+++ Task material +++

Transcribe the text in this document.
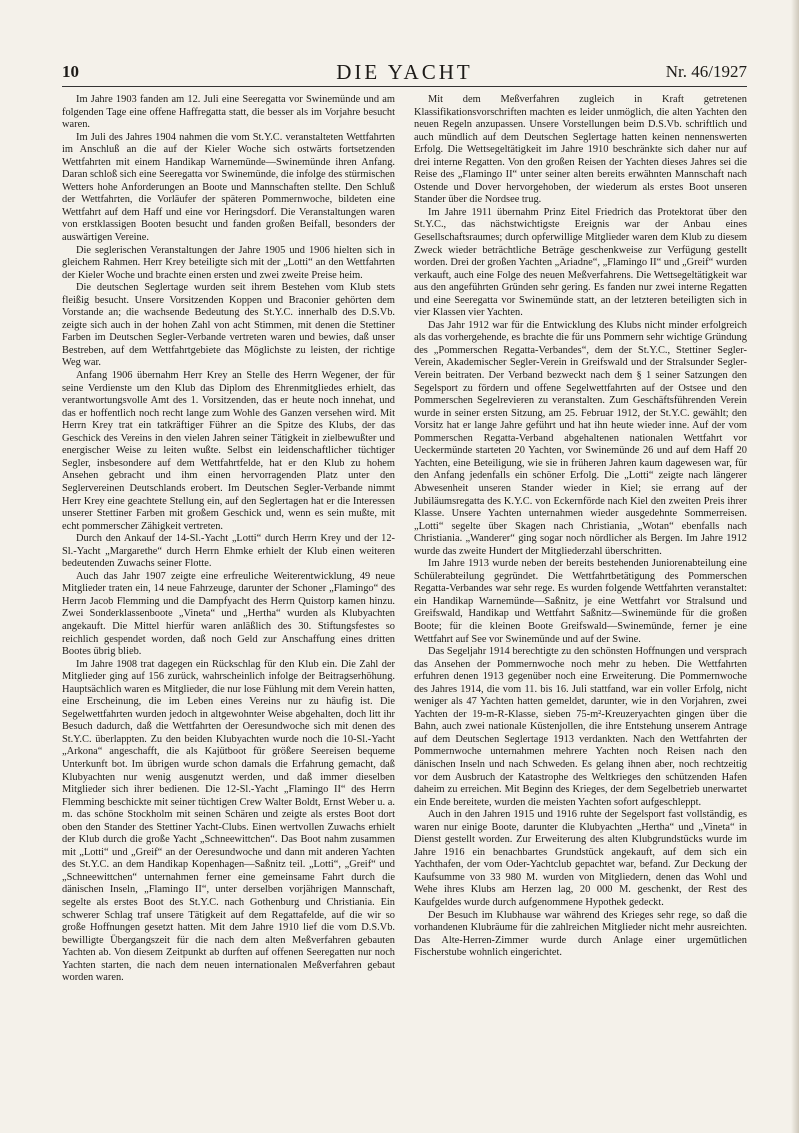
10	DIE YACHT	Nr. 46/1927

Im Jahre 1903 fanden am 12. Juli eine Seeregatta vor Swinemünde und am folgenden Tage eine offene Haffregatta statt, die besser als im Vorjahre besucht waren.

Im Juli des Jahres 1904 nahmen die vom St.Y.C. veranstalteten Wettfahrten im Anschluß an die auf der Kieler Woche sich ostwärts fortsetzenden Wettfahrten mit einem Handikap Warnemünde—Swinemünde ihren Anfang. Daran schloß sich eine Seeregatta vor Swinemünde, die infolge des stürmischen Wetters hohe Anforderungen an Boote und Mannschaften stellte. Den Schluß der Wettfahrten, die Vorläufer der späteren Pommernwoche, bildeten eine Wettfahrt auf dem Haff und eine vor Heringsdorf. Die Veranstaltungen waren von erstklassigen Booten besucht und fanden großen Beifall, besonders der auswärtigen Vereine.

Die seglerischen Veranstaltungen der Jahre 1905 und 1906 hielten sich in gleichem Rahmen. Herr Krey beteiligte sich mit der „Lotti“ an den Wettfahrten der Kieler Woche und brachte einen ersten und zwei zweite Preise heim.

Die deutschen Seglertage wurden seit ihrem Bestehen vom Klub stets fleißig besucht. Unsere Vorsitzenden Koppen und Braconier gehörten dem Vorstande an; die wachsende Bedeutung des St.Y.C. innerhalb des D.S.Vb. zeigte sich auch in der hohen Zahl von acht Stimmen, mit denen die Stettiner Farben im Deutschen Segler-Verbande vertreten waren und bewies, daß unser Bestreben, auf dem Wettfahrtgebiete das Möglichste zu leisten, der richtige Weg war.

Anfang 1906 übernahm Herr Krey an Stelle des Herrn Wegener, der für seine Verdienste um den Klub das Diplom des Ehrenmitgliedes erhielt, das verantwortungsvolle Amt des 1. Vorsitzenden, das er heute noch innehat, und das er hoffentlich noch recht lange zum Wohle des Ganzen versehen wird. Mit Herrn Krey trat ein tatkräftiger Führer an die Spitze des Klubs, der das Geschick des Vereins in den vielen Jahren seiner Tätigkeit in zielbewußter und energischer Weise zu leiten wußte. Selbst ein leidenschaftlicher tüchtiger Segler, insbesondere auf dem Wettfahrtfelde, hat er den Klub zu hohem Ansehen gebracht und ihm einen hervorragenden Platz unter den Seglervereinen Deutschlands erobert. Im Deutschen Segler-Verbande nimmt Herr Krey eine geachtete Stellung ein, auf den Seglertagen hat er die Interessen unserer Stettiner Farben mit großem Geschick und, wenn es sein mußte, mit echt pommerscher Zähigkeit vertreten.

Durch den Ankauf der 14-Sl.-Yacht „Lotti“ durch Herrn Krey und der 12-Sl.-Yacht „Margarethe“ durch Herrn Ehmke erhielt der Klub einen weiteren bedeutenden Zuwachs seiner Flotte.

Auch das Jahr 1907 zeigte eine erfreuliche Weiterentwicklung, 49 neue Mitglieder traten ein, 14 neue Fahrzeuge, darunter der Schoner „Flamingo“ des Herrn Jacob Flemming und die Dampfyacht des Herrn Quistorp kamen hinzu. Zwei Sonderklassenboote „Vineta“ und „Hertha“ wurden als Klubyachten angekauft. Die Mittel hierfür waren anläßlich des 30. Stiftungsfestes so reichlich gespendet worden, daß noch Geld zur Anschaffung eines dritten Bootes übrig blieb.

Im Jahre 1908 trat dagegen ein Rückschlag für den Klub ein. Die Zahl der Mitglieder ging auf 156 zurück, wahrscheinlich infolge der Beitragserhöhung. Hauptsächlich waren es Mitglieder, die nur lose Fühlung mit dem Verein hatten, eine Erscheinung, die im Leben eines Vereins nur zu häufig ist. Die Segelwettfahrten wurden jedoch in altgewohnter Weise abgehalten, doch litt ihr Besuch dadurch, daß die Wettfahrten der Oeresundwoche sich mit denen des St.Y.C. überlappten. Zu den beiden Klubyachten wurde noch die 10-Sl.-Yacht „Arkona“ angeschafft, die als Kajütboot für größere Seereisen bequeme Unterkunft bot. Im übrigen wurde schon damals die Erfahrung gemacht, daß Klubyachten nur wenig ausgenutzt werden, und daß immer dieselben Mitglieder sich ihrer bedienen. Die 12-Sl.-Yacht „Flamingo II“ des Herrn Flemming beschickte mit seiner tüchtigen Crew Walter Boldt, Ernst Weber u. a. m. das schöne Stockholm mit seinen Schären und zeigte als erstes Boot dort oben den Stander des Stettiner Yacht-Clubs. Einen wertvollen Zuwachs erhielt der Klub durch die große Yacht „Schneewittchen“. Das Boot nahm zusammen mit „Lotti“ und „Greif“ an der Oeresundwoche und dann mit anderen Yachten des St.Y.C. an dem Handikap Kopenhagen—Saßnitz teil. „Lotti“, „Greif“ und „Schneewittchen“ unternahmen ferner eine gemeinsame Fahrt durch die dänischen Inseln, „Flamingo II“, unter derselben vorjährigen Mannschaft, segelte als erstes Boot des St.Y.C. nach Gothenburg und Christiania. Ein schwerer Schlag traf unsere Tätigkeit auf dem Regattafelde, auf die wir so große Hoffnungen gesetzt hatten. Mit dem Jahre 1910 lief die vom D.S.Vb. bewilligte Übergangszeit für die nach dem alten Meßverfahren gebauten Yachten ab. Von diesem Zeitpunkt ab durften auf offenen Seeregatten nur noch Yachten starten, die nach dem neuen internationalen Meßverfahren gebaut worden waren.

Mit dem Meßverfahren zugleich in Kraft getretenen Klassifikationsvorschriften machten es leider unmöglich, die alten Yachten den neuen Regeln anzupassen. Unsere Vorstellungen beim D.S.Vb. schriftlich und auch mündlich auf dem Deutschen Seglertage hatten keinen nennenswerten Erfolg. Die Wettsegeltätigkeit im Jahre 1910 beschränkte sich daher nur auf drei interne Regatten. Von den großen Reisen der Yachten dieses Jahres sei die Reise des „Flamingo II“ unter seiner alten bereits erwähnten Mannschaft nach Ostende und Dover hervorgehoben, der wiederum als erstes Boot unseren Stander über die Nordsee trug.

Im Jahre 1911 übernahm Prinz Eitel Friedrich das Protektorat über den St.Y.C., das nächstwichtigste Ereignis war der Anbau eines Gesellschaftsraumes; durch opferwillige Mitglieder waren dem Klub zu diesem Zweck wieder beträchtliche Beträge geschenkweise zur Verfügung gestellt worden. Drei der großen Yachten „Ariadne“, „Flamingo II“ und „Greif“ wurden verkauft, auch eine Folge des neuen Meßverfahrens. Die Wettsegeltätigkeit war aus den angeführten Gründen sehr gering. Es fanden nur zwei interne Regatten und eine Seeregatta vor Swinemünde statt, an der letzteren beteiligten sich in vier Klassen vier Yachten.

Das Jahr 1912 war für die Entwicklung des Klubs nicht minder erfolgreich als das vorhergehende, es brachte die für uns Pommern sehr wichtige Gründung des „Pommerschen Regatta-Verbandes“, dem der St.Y.C., Stettiner Segler-Verein, Akademischer Segler-Verein in Greifswald und der Stralsunder Segler-Verein beitraten. Der Verband bezweckt nach dem § 1 seiner Satzungen den Segelsport zu fördern und offene Segelwettfahrten auf der Ostsee und den Pommerschen Segelrevieren zu veranstalten. Zum Geschäftsführenden Verein wurde in seiner ersten Sitzung, am 25. Februar 1912, der St.Y.C. gewählt; den Vorsitz hat er lange Jahre geführt und hat ihn heute wieder inne. Auf der vom Pommerschen Regatta-Verband abgehaltenen nationalen Wettfahrt vor Ueckermünde starteten 20 Yachten, vor Swinemünde 26 und auf dem Haff 20 Yachten, eine Beteiligung, wie sie in früheren Jahren kaum dagewesen war, für den Anfang jedenfalls ein schöner Erfolg. Die „Lotti“ zeigte nach längerer Abwesenheit unseren Stander wieder in Kiel; sie errang auf der Jubiläumsregatta des K.Y.C. von Eckernförde nach Kiel den zweiten Preis ihrer Klasse. Unsere Yachten unternahmen wieder ausgedehnte Sommerreisen. „Lotti“ segelte über Skagen nach Christiania, „Wotan“ ebenfalls nach Christiania. „Wanderer“ ging sogar noch nördlicher als Bergen. Im Jahre 1912 wurde das zweite Hundert der Mitgliederzahl überschritten.

Im Jahre 1913 wurde neben der bereits bestehenden Juniorenabteilung eine Schülerabteilung gegründet. Die Wettfahrtbetätigung des Pommerschen Regatta-Verbandes war sehr rege. Es wurden folgende Wettfahrten veranstaltet: ein Handikap Warnemünde—Saßnitz, je eine Wettfahrt vor Stralsund und Greifswald, Handikap und Wettfahrt Saßnitz—Swinemünde für die großen Boote; für die kleinen Boote Greifswald—Swinemünde, ferner je eine Wettfahrt auf See vor Swinemünde und auf der Swine.

Das Segeljahr 1914 berechtigte zu den schönsten Hoffnungen und versprach das Ansehen der Pommernwoche noch mehr zu heben. Die Wettfahrten erfuhren denen 1913 gegenüber noch eine Erweiterung. Die Pommernwoche des Jahres 1914, die vom 11. bis 16. Juli stattfand, war ein voller Erfolg, nicht weniger als 47 Yachten hatten gemeldet, darunter, wie in den Vorjahren, zwei Yachten der 19-m-R-Klasse, sieben 75-m²-Kreuzeryachten gingen über die Bahn, auch zwei nationale Küstenjollen, die ihre Entstehung unserem Antrage auf dem Deutschen Seglertage 1913 verdankten. Nach den Wettfahrten der Pommernwoche unternahmen mehrere Yachten noch Reisen nach den dänischen Inseln und nach Schweden. Es gelang ihnen aber, noch rechtzeitig vor dem Ausbruch der Katastrophe des Weltkrieges den schützenden Hafen daheim zu erreichen. Mit Beginn des Krieges, der dem Segelbetrieb unerwartet ein Ende bereitete, wurden die meisten Yachten sofort aufgeschleppt.

Auch in den Jahren 1915 und 1916 ruhte der Segelsport fast vollständig, es waren nur einige Boote, darunter die Klubyachten „Hertha“ und „Vineta“ in Dienst gestellt worden. Zur Erweiterung des alten Klubgrundstücks wurde im Jahre 1916 ein benachbartes Grundstück angekauft, auf dem sich ein Yachthafen, der vom Oder-Yachtclub gepachtet war, befand. Zur Deckung der Kaufsumme von 33 980 M. wurden von Mitgliedern, denen das Wohl und Wehe ihres Klubs am Herzen lag, 20 000 M. geschenkt, der Rest des Kaufgeldes wurde durch aufgenommene Hypothek gedeckt.

Der Besuch im Klubhause war während des Krieges sehr rege, so daß die vorhandenen Klubräume für die zahlreichen Mitglieder nicht mehr ausreichten. Das Alte-Herren-Zimmer wurde durch Anlage einer urgemütlichen Fischerstube wohnlich eingerichtet.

+++

* **What the task requires**
Only lines holding the word "mehr" are wanted here; copy each from the listing.

* **Result of the exercise**
Das Segeljahr 1914 berechtigte zu den schönsten Hoffnungen und versprach das Ansehen der Pommernwoche noch mehr zu heben. Die Wettfahrten erfuhren denen 1913 gegenüber noch eine Erweiterung. Die Pommernwoche des Jahres 1914, die vom 11. bis 16. Juli stattfand, war ein voller Erfolg, nicht weniger als 47 Yachten hatten gemeldet, darunter, wie in den Vorjahren, zwei Yachten der 19-m-R-Klasse, sieben 75-m²-Kreuzeryachten gingen über die Bahn, auch zwei nationale Küstenjollen, die ihre Entstehung unserem Antrage auf dem Deutschen Seglertage 1913 verdankten. Nach den Wettfahrten der Pommernwoche unternahmen mehrere Yachten noch Reisen nach den dänischen Inseln und nach Schweden. Es gelang ihnen aber, noch rechtzeitig vor dem Ausbruch der Katastrophe des Weltkrieges den schützenden Hafen daheim zu erreichen. Mit Beginn des Krieges, der dem Segelbetrieb unerwartet ein Ende bereitete, wurden die meisten Yachten sofort aufgeschleppt.
Der Besuch im Klubhause war während des Krieges sehr rege, so daß die vorhandenen Klubräume für die zahlreichen Mitglieder nicht mehr ausreichten. Das Alte-Herren-Zimmer wurde durch Anlage einer urgemütlichen Fischerstube wohnlich eingerichtet.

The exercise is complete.